Scan the data below and pick out the lines containing the word "COMMUNITY".

%%

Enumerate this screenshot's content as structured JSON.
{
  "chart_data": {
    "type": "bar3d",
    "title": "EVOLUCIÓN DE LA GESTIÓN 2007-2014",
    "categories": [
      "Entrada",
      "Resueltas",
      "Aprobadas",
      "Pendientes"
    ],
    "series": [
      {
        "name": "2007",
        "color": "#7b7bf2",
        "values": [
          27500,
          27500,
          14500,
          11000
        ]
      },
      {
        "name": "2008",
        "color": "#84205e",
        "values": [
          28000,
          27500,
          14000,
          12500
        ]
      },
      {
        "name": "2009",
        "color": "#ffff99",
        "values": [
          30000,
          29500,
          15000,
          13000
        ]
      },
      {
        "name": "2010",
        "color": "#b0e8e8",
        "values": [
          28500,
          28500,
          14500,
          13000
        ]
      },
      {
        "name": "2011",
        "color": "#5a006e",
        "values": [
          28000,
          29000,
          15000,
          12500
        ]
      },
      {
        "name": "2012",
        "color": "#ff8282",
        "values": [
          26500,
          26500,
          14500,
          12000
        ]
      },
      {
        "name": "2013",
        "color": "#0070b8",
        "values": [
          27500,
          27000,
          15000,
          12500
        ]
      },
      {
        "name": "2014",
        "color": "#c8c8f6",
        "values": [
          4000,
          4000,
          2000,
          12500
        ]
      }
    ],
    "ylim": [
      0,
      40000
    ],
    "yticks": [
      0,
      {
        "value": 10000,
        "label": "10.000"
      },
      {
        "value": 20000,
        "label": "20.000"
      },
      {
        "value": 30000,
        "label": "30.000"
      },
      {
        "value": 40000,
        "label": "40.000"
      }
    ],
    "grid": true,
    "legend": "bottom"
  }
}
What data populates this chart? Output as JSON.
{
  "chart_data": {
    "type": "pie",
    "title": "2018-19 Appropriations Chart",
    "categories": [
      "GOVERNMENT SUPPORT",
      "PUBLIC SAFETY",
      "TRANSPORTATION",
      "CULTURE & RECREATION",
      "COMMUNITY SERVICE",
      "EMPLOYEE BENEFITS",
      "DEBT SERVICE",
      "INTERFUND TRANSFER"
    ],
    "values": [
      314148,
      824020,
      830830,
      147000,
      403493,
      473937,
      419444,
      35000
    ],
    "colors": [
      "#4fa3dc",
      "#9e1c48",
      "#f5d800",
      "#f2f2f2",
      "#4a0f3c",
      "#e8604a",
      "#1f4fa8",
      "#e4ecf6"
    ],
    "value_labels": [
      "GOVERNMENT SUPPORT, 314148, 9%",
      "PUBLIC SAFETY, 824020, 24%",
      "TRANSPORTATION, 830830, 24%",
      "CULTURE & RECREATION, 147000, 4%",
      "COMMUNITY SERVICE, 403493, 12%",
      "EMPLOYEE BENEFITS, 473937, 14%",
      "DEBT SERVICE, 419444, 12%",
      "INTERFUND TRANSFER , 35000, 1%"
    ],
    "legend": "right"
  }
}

%%

Exercise output:
      "COMMUNITY SERVICE",
      "COMMUNITY SERVICE, 403493, 12%",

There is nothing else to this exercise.